__Exercise directions__.
Note each line where "Without" appears, and copy it.

__Rows from a figure dataset__.
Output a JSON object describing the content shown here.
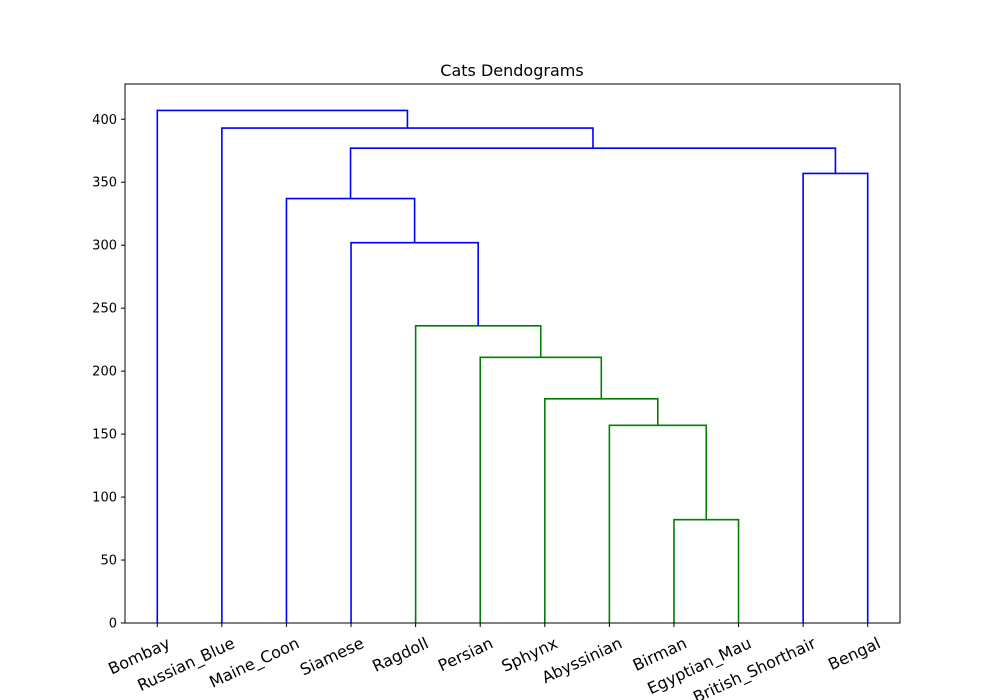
{
  "chart_data": {
    "type": "dendrogram",
    "title": "Cats Dendograms",
    "xlabel": "",
    "ylabel": "",
    "ylim": [
      0,
      428
    ],
    "yticks": [
      0,
      50,
      100,
      150,
      200,
      250,
      300,
      350,
      400
    ],
    "leaves": [
      "Bombay",
      "Russian_Blue",
      "Maine_Coon",
      "Siamese",
      "Ragdoll",
      "Persian",
      "Sphynx",
      "Abyssinian",
      "Birman",
      "Egyptian_Mau",
      "British_Shorthair",
      "Bengal"
    ],
    "merges": [
      {
        "left": "Birman",
        "right": "Egyptian_Mau",
        "height": 82,
        "color": "#008000"
      },
      {
        "left": "Abyssinian",
        "right": "C1",
        "height": 157,
        "color": "#008000"
      },
      {
        "left": "Sphynx",
        "right": "C2",
        "height": 178,
        "color": "#008000"
      },
      {
        "left": "Persian",
        "right": "C3",
        "height": 211,
        "color": "#008000"
      },
      {
        "left": "Ragdoll",
        "right": "C4",
        "height": 236,
        "color": "#008000"
      },
      {
        "left": "Siamese",
        "right": "C5",
        "height": 302,
        "color": "#0000ff"
      },
      {
        "left": "Maine_Coon",
        "right": "C6",
        "height": 337,
        "color": "#0000ff"
      },
      {
        "left": "British_Shorthair",
        "right": "Bengal",
        "height": 357,
        "color": "#0000ff"
      },
      {
        "left": "C7",
        "right": "C8",
        "height": 377,
        "color": "#0000ff"
      },
      {
        "left": "Russian_Blue",
        "right": "C9",
        "height": 393,
        "color": "#0000ff"
      },
      {
        "left": "Bombay",
        "right": "C10",
        "height": 407,
        "color": "#0000ff"
      }
    ],
    "grid": false,
    "legend": "none"
  }
}
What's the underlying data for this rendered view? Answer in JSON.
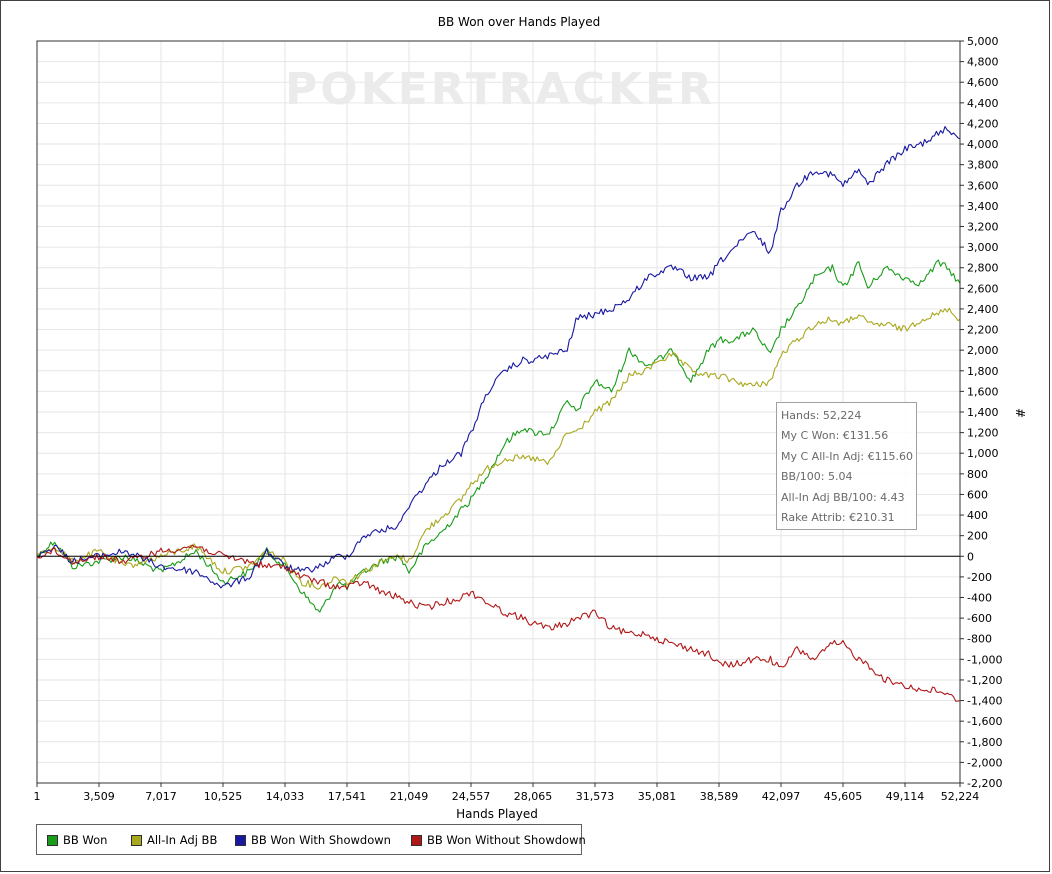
{
  "chart_data": {
    "type": "line",
    "title": "BB Won over Hands Played",
    "xlabel": "Hands Played",
    "ylabel": "#",
    "x_ticks": [
      "1",
      "3,509",
      "7,017",
      "10,525",
      "14,033",
      "17,541",
      "21,049",
      "24,557",
      "28,065",
      "31,573",
      "35,081",
      "38,589",
      "42,097",
      "45,605",
      "49,114",
      "52,224"
    ],
    "y_ticks": [
      "5,000",
      "4,800",
      "4,600",
      "4,400",
      "4,200",
      "4,000",
      "3,800",
      "3,600",
      "3,400",
      "3,200",
      "3,000",
      "2,800",
      "2,600",
      "2,400",
      "2,200",
      "2,000",
      "1,800",
      "1,600",
      "1,400",
      "1,200",
      "1,000",
      "800",
      "600",
      "400",
      "200",
      "0",
      "-200",
      "-400",
      "-600",
      "-800",
      "-1,000",
      "-1,200",
      "-1,400",
      "-1,600",
      "-1,800",
      "-2,000",
      "-2,200"
    ],
    "xlim": [
      1,
      52224
    ],
    "ylim": [
      -2200,
      5000
    ],
    "grid": true,
    "watermark": "POKERTRACKER",
    "series": [
      {
        "name": "BB Won",
        "color": "#1a9c1a",
        "x": [
          1,
          1000,
          2000,
          3500,
          5000,
          7017,
          9000,
          10525,
          12000,
          13000,
          14033,
          15000,
          16000,
          17000,
          17541,
          18500,
          19500,
          20500,
          21049,
          22000,
          23000,
          24000,
          24557,
          25500,
          26500,
          27500,
          28065,
          29000,
          30000,
          30500,
          31573,
          32500,
          33500,
          34500,
          35081,
          36000,
          37000,
          38000,
          38589,
          39500,
          40500,
          41500,
          42097,
          43000,
          44000,
          45000,
          45605,
          46500,
          47000,
          48000,
          49114,
          50000,
          51000,
          51500,
          52224
        ],
        "y": [
          0,
          150,
          -100,
          -50,
          0,
          -150,
          50,
          -250,
          -150,
          50,
          -100,
          -350,
          -550,
          -250,
          -300,
          -150,
          -50,
          0,
          -150,
          100,
          250,
          450,
          550,
          800,
          1100,
          1250,
          1200,
          1200,
          1500,
          1400,
          1700,
          1600,
          2000,
          1850,
          1900,
          2000,
          1700,
          2000,
          2100,
          2100,
          2200,
          1950,
          2200,
          2400,
          2700,
          2800,
          2600,
          2850,
          2600,
          2800,
          2700,
          2650,
          2850,
          2800,
          2650
        ]
      },
      {
        "name": "All-In Adj BB",
        "color": "#a8a81e",
        "x": [
          1,
          1000,
          2000,
          3500,
          5000,
          7017,
          9000,
          10525,
          12000,
          13000,
          14033,
          15000,
          16000,
          17000,
          17541,
          18500,
          19500,
          20500,
          21049,
          22000,
          23000,
          24000,
          24557,
          25500,
          26500,
          27500,
          28065,
          29000,
          30000,
          30500,
          31573,
          32500,
          33500,
          34500,
          35081,
          36000,
          37000,
          38000,
          38589,
          39500,
          40500,
          41500,
          42097,
          43000,
          44000,
          45000,
          45605,
          46500,
          47000,
          48000,
          49114,
          50000,
          51000,
          51500,
          52224
        ],
        "y": [
          0,
          100,
          -50,
          50,
          -100,
          0,
          100,
          -150,
          -100,
          50,
          -50,
          -250,
          -300,
          -200,
          -250,
          -150,
          -50,
          0,
          -50,
          250,
          400,
          550,
          700,
          850,
          950,
          950,
          950,
          900,
          1200,
          1200,
          1400,
          1500,
          1750,
          1800,
          1900,
          1950,
          1800,
          1750,
          1750,
          1700,
          1650,
          1700,
          1950,
          2100,
          2250,
          2300,
          2250,
          2350,
          2250,
          2250,
          2200,
          2300,
          2350,
          2400,
          2300
        ]
      },
      {
        "name": "BB Won With Showdown",
        "color": "#1818a0",
        "x": [
          1,
          1000,
          2000,
          3500,
          5000,
          7017,
          9000,
          10525,
          12000,
          13000,
          14033,
          15000,
          16000,
          17000,
          17541,
          18500,
          19500,
          20500,
          21049,
          22000,
          23000,
          24000,
          24557,
          25500,
          26500,
          27500,
          28065,
          29000,
          30000,
          30500,
          31573,
          32500,
          33500,
          34500,
          35081,
          36000,
          37000,
          38000,
          38589,
          39500,
          40500,
          41500,
          42097,
          43000,
          44000,
          45000,
          45605,
          46500,
          47000,
          48000,
          49114,
          50000,
          51000,
          51500,
          52224
        ],
        "y": [
          0,
          100,
          -50,
          0,
          50,
          -100,
          -150,
          -300,
          -200,
          50,
          -100,
          -150,
          -100,
          0,
          0,
          200,
          250,
          300,
          500,
          700,
          900,
          1000,
          1200,
          1600,
          1800,
          1900,
          1900,
          1950,
          2000,
          2300,
          2350,
          2400,
          2500,
          2700,
          2750,
          2800,
          2700,
          2700,
          2850,
          3000,
          3150,
          2950,
          3350,
          3600,
          3750,
          3700,
          3600,
          3750,
          3600,
          3800,
          3950,
          4000,
          4100,
          4150,
          4050
        ]
      },
      {
        "name": "BB Won Without Showdown",
        "color": "#b01818",
        "x": [
          1,
          1000,
          2000,
          3500,
          5000,
          7017,
          9000,
          10525,
          12000,
          13000,
          14033,
          15000,
          16000,
          17000,
          17541,
          18500,
          19500,
          20500,
          21049,
          22000,
          23000,
          24000,
          24557,
          25500,
          26500,
          27500,
          28065,
          29000,
          30000,
          30500,
          31573,
          32500,
          33500,
          34500,
          35081,
          36000,
          37000,
          38000,
          38589,
          39500,
          40500,
          41500,
          42097,
          43000,
          44000,
          45000,
          45605,
          46500,
          47000,
          48000,
          49114,
          50000,
          51000,
          51500,
          52224
        ],
        "y": [
          0,
          50,
          -50,
          0,
          -50,
          50,
          100,
          0,
          -50,
          -100,
          -100,
          -200,
          -250,
          -300,
          -300,
          -250,
          -350,
          -400,
          -450,
          -500,
          -450,
          -400,
          -350,
          -450,
          -550,
          -600,
          -650,
          -700,
          -650,
          -600,
          -550,
          -700,
          -750,
          -750,
          -800,
          -850,
          -900,
          -950,
          -1050,
          -1050,
          -1000,
          -1000,
          -1100,
          -900,
          -1000,
          -850,
          -850,
          -1000,
          -1050,
          -1200,
          -1250,
          -1300,
          -1300,
          -1350,
          -1400
        ]
      }
    ]
  },
  "stats": [
    "Hands: 52,224",
    "My C Won: €131.56",
    "My C All-In Adj: €115.60",
    "BB/100: 5.04",
    "All-In Adj BB/100: 4.43",
    "Rake Attrib: €210.31"
  ],
  "legend": [
    {
      "label": "BB Won",
      "color": "#1a9c1a"
    },
    {
      "label": "All-In Adj BB",
      "color": "#a8a81e"
    },
    {
      "label": "BB Won With Showdown",
      "color": "#1818a0"
    },
    {
      "label": "BB Won Without Showdown",
      "color": "#b01818"
    }
  ]
}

__Correct result__.
        "name": "BB Won Without Showdown",
      "label": "BB Won Without Showdown",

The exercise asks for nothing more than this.